*Work to do*.
Nothing in the data should change when you return it, but leave the pictures out.

___ Records to use ___

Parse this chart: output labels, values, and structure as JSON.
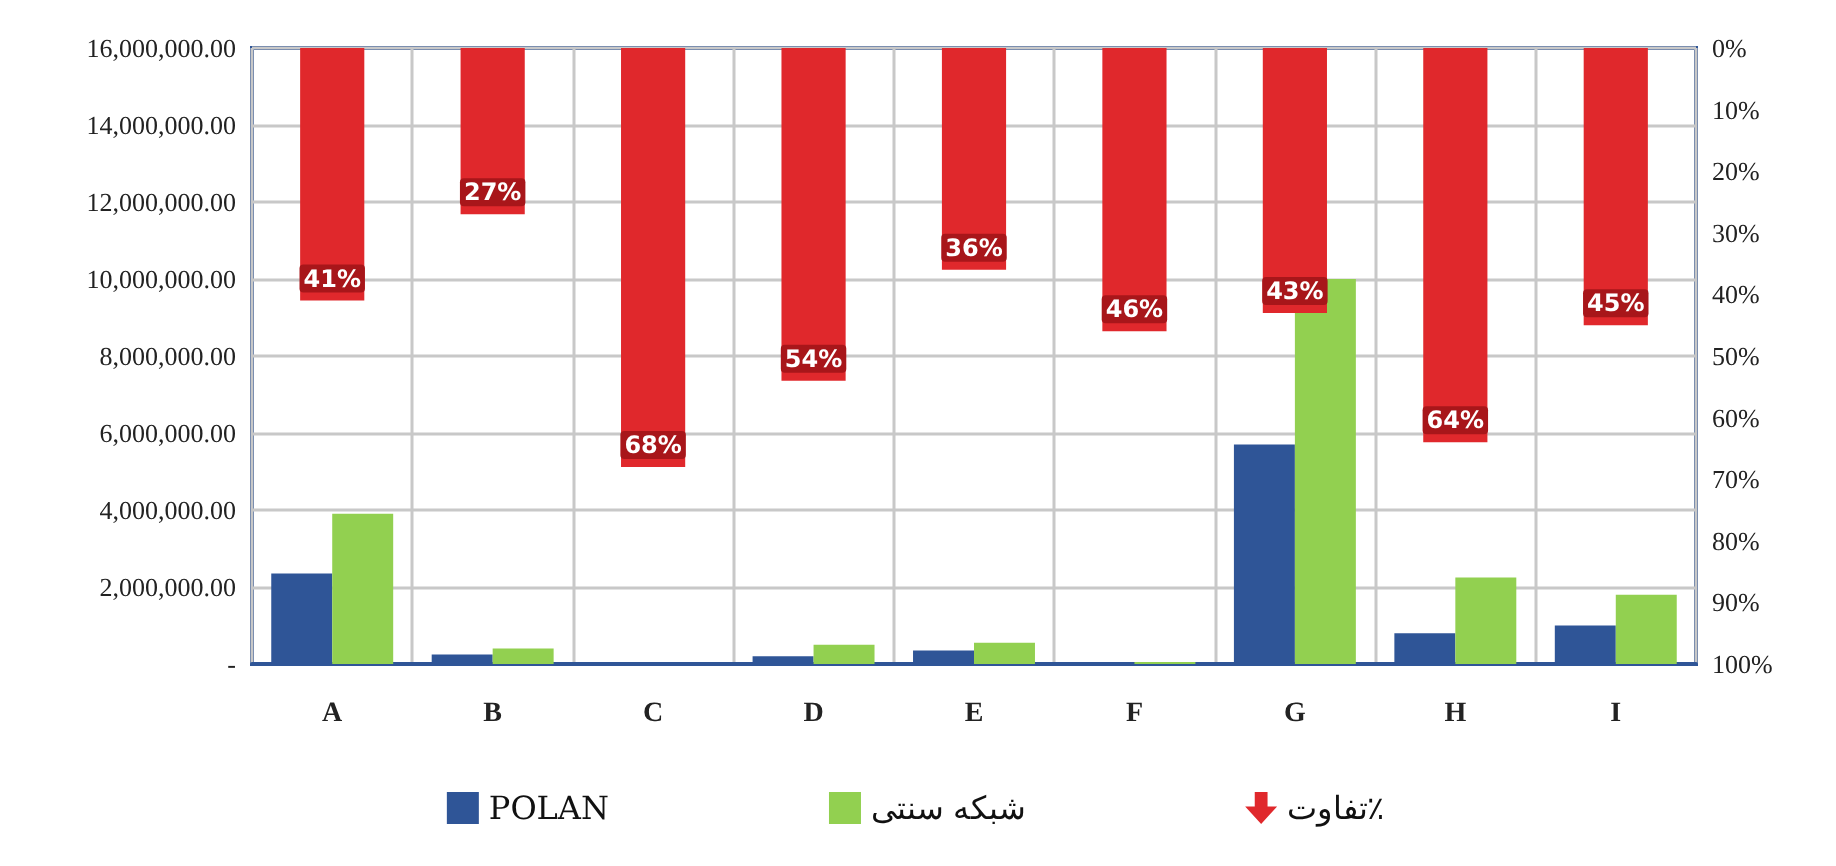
{
  "chart_data": {
    "type": "bar",
    "categories": [
      "A",
      "B",
      "C",
      "D",
      "E",
      "F",
      "G",
      "H",
      "I"
    ],
    "series": [
      {
        "name": "POLAN",
        "color": "#2f5597",
        "values": [
          2350000,
          250000,
          0,
          200000,
          350000,
          0,
          5700000,
          800000,
          1000000
        ]
      },
      {
        "name": "شبکه سنتی",
        "color": "#92d050",
        "values": [
          3900000,
          400000,
          0,
          500000,
          550000,
          50000,
          10000000,
          2250000,
          1800000
        ]
      },
      {
        "name": "تفاوت٪",
        "type": "bar",
        "axis": "y2",
        "color": "#e0282c",
        "values": [
          41,
          27,
          68,
          54,
          36,
          46,
          43,
          64,
          45
        ],
        "value_labels": [
          "41%",
          "27%",
          "68%",
          "54%",
          "36%",
          "46%",
          "43%",
          "64%",
          "45%"
        ]
      }
    ],
    "ylim": [
      0,
      16000000
    ],
    "yticks": [
      {
        "value": 0,
        "label": "-"
      },
      {
        "value": 2000000,
        "label": "2,000,000.00"
      },
      {
        "value": 4000000,
        "label": "4,000,000.00"
      },
      {
        "value": 6000000,
        "label": "6,000,000.00"
      },
      {
        "value": 8000000,
        "label": "8,000,000.00"
      },
      {
        "value": 10000000,
        "label": "10,000,000.00"
      },
      {
        "value": 12000000,
        "label": "12,000,000.00"
      },
      {
        "value": 14000000,
        "label": "14,000,000.00"
      },
      {
        "value": 16000000,
        "label": "16,000,000.00"
      }
    ],
    "y2lim": [
      100,
      0
    ],
    "y2ticks": [
      {
        "value": 0,
        "label": "0%"
      },
      {
        "value": 10,
        "label": "10%"
      },
      {
        "value": 20,
        "label": "20%"
      },
      {
        "value": 30,
        "label": "30%"
      },
      {
        "value": 40,
        "label": "40%"
      },
      {
        "value": 50,
        "label": "50%"
      },
      {
        "value": 60,
        "label": "60%"
      },
      {
        "value": 70,
        "label": "70%"
      },
      {
        "value": 80,
        "label": "80%"
      },
      {
        "value": 90,
        "label": "90%"
      },
      {
        "value": 100,
        "label": "100%"
      }
    ],
    "grid": true,
    "legend": "bottom"
  }
}
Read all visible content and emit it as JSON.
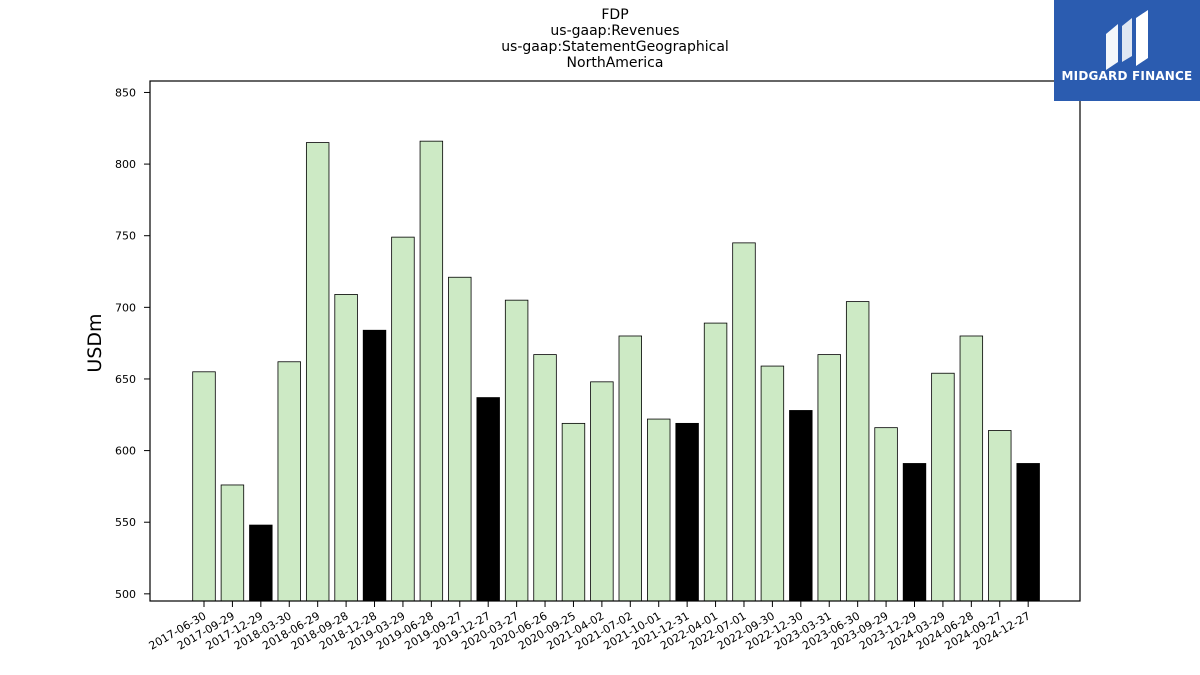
{
  "chart_data": {
    "type": "bar",
    "title_lines": [
      "FDP",
      "us-gaap:Revenues",
      "us-gaap:StatementGeographical",
      "NorthAmerica"
    ],
    "ylabel": "USDm",
    "xlabel": "",
    "ylim": [
      495,
      858
    ],
    "yticks": [
      500,
      550,
      600,
      650,
      700,
      750,
      800,
      850
    ],
    "categories": [
      "2017-06-30",
      "2017-09-29",
      "2017-12-29",
      "2018-03-30",
      "2018-06-29",
      "2018-09-28",
      "2018-12-28",
      "2019-03-29",
      "2019-06-28",
      "2019-09-27",
      "2019-12-27",
      "2020-03-27",
      "2020-06-26",
      "2020-09-25",
      "2021-04-02",
      "2021-07-02",
      "2021-10-01",
      "2021-12-31",
      "2022-04-01",
      "2022-07-01",
      "2022-09-30",
      "2022-12-30",
      "2023-03-31",
      "2023-06-30",
      "2023-09-29",
      "2023-12-29",
      "2024-03-29",
      "2024-06-28",
      "2024-09-27",
      "2024-12-27"
    ],
    "values": [
      655,
      576,
      548,
      662,
      815,
      709,
      684,
      749,
      816,
      721,
      637,
      705,
      667,
      619,
      648,
      680,
      622,
      619,
      689,
      745,
      659,
      628,
      667,
      704,
      616,
      591,
      654,
      680,
      614,
      591
    ],
    "highlighted": [
      false,
      false,
      true,
      false,
      false,
      false,
      true,
      false,
      false,
      false,
      true,
      false,
      false,
      false,
      false,
      false,
      false,
      true,
      false,
      false,
      false,
      true,
      false,
      false,
      false,
      true,
      false,
      false,
      false,
      true
    ],
    "colors": {
      "normal": "#CDEAC5",
      "highlight": "#000000",
      "edge": "#000000"
    },
    "grid": false
  },
  "logo": {
    "text": "MIDGARD FINANCE",
    "background": "#2B5CB0"
  }
}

___

*Written response*.
Parse this chart: output labels, values, and structure as JSON.
{
  "chart_data": {
    "type": "bar",
    "categories": [
      "A",
      "B",
      "C",
      "D",
      "E",
      "F",
      "G",
      "H",
      "I"
    ],
    "series": [
      {
        "name": "POLAN",
        "color": "#2f5597",
        "values": [
          2350000,
          250000,
          0,
          200000,
          350000,
          0,
          5700000,
          800000,
          1000000
        ]
      },
      {
        "name": "شبکه سنتی",
        "color": "#92d050",
        "values": [
          3900000,
          400000,
          0,
          500000,
          550000,
          50000,
          10000000,
          2250000,
          1800000
        ]
      },
      {
        "name": "تفاوت٪",
        "type": "bar",
        "axis": "y2",
        "color": "#e0282c",
        "values": [
          41,
          27,
          68,
          54,
          36,
          46,
          43,
          64,
          45
        ],
        "value_labels": [
          "41%",
          "27%",
          "68%",
          "54%",
          "36%",
          "46%",
          "43%",
          "64%",
          "45%"
        ]
      }
    ],
    "ylim": [
      0,
      16000000
    ],
    "yticks": [
      {
        "value": 0,
        "label": "-"
      },
      {
        "value": 2000000,
        "label": "2,000,000.00"
      },
      {
        "value": 4000000,
        "label": "4,000,000.00"
      },
      {
        "value": 6000000,
        "label": "6,000,000.00"
      },
      {
        "value": 8000000,
        "label": "8,000,000.00"
      },
      {
        "value": 10000000,
        "label": "10,000,000.00"
      },
      {
        "value": 12000000,
        "label": "12,000,000.00"
      },
      {
        "value": 14000000,
        "label": "14,000,000.00"
      },
      {
        "value": 16000000,
        "label": "16,000,000.00"
      }
    ],
    "y2lim": [
      100,
      0
    ],
    "y2ticks": [
      {
        "value": 0,
        "label": "0%"
      },
      {
        "value": 10,
        "label": "10%"
      },
      {
        "value": 20,
        "label": "20%"
      },
      {
        "value": 30,
        "label": "30%"
      },
      {
        "value": 40,
        "label": "40%"
      },
      {
        "value": 50,
        "label": "50%"
      },
      {
        "value": 60,
        "label": "60%"
      },
      {
        "value": 70,
        "label": "70%"
      },
      {
        "value": 80,
        "label": "80%"
      },
      {
        "value": 90,
        "label": "90%"
      },
      {
        "value": 100,
        "label": "100%"
      }
    ],
    "grid": true,
    "legend": "bottom"
  }
}
Read all visible content and emit it as JSON.
{
  "chart_data": {
    "type": "bar",
    "title_lines": [
      "FDP",
      "us-gaap:Revenues",
      "us-gaap:StatementGeographical",
      "NorthAmerica"
    ],
    "ylabel": "USDm",
    "xlabel": "",
    "ylim": [
      495,
      858
    ],
    "yticks": [
      500,
      550,
      600,
      650,
      700,
      750,
      800,
      850
    ],
    "categories": [
      "2017-06-30",
      "2017-09-29",
      "2017-12-29",
      "2018-03-30",
      "2018-06-29",
      "2018-09-28",
      "2018-12-28",
      "2019-03-29",
      "2019-06-28",
      "2019-09-27",
      "2019-12-27",
      "2020-03-27",
      "2020-06-26",
      "2020-09-25",
      "2021-04-02",
      "2021-07-02",
      "2021-10-01",
      "2021-12-31",
      "2022-04-01",
      "2022-07-01",
      "2022-09-30",
      "2022-12-30",
      "2023-03-31",
      "2023-06-30",
      "2023-09-29",
      "2023-12-29",
      "2024-03-29",
      "2024-06-28",
      "2024-09-27",
      "2024-12-27"
    ],
    "values": [
      655,
      576,
      548,
      662,
      815,
      709,
      684,
      749,
      816,
      721,
      637,
      705,
      667,
      619,
      648,
      680,
      622,
      619,
      689,
      745,
      659,
      628,
      667,
      704,
      616,
      591,
      654,
      680,
      614,
      591
    ],
    "highlighted": [
      false,
      false,
      true,
      false,
      false,
      false,
      true,
      false,
      false,
      false,
      true,
      false,
      false,
      false,
      false,
      false,
      false,
      true,
      false,
      false,
      false,
      true,
      false,
      false,
      false,
      true,
      false,
      false,
      false,
      true
    ],
    "colors": {
      "normal": "#CDEAC5",
      "highlight": "#000000",
      "edge": "#000000"
    },
    "grid": false
  },
  "logo": {
    "text": "MIDGARD FINANCE",
    "background": "#2B5CB0"
  }
}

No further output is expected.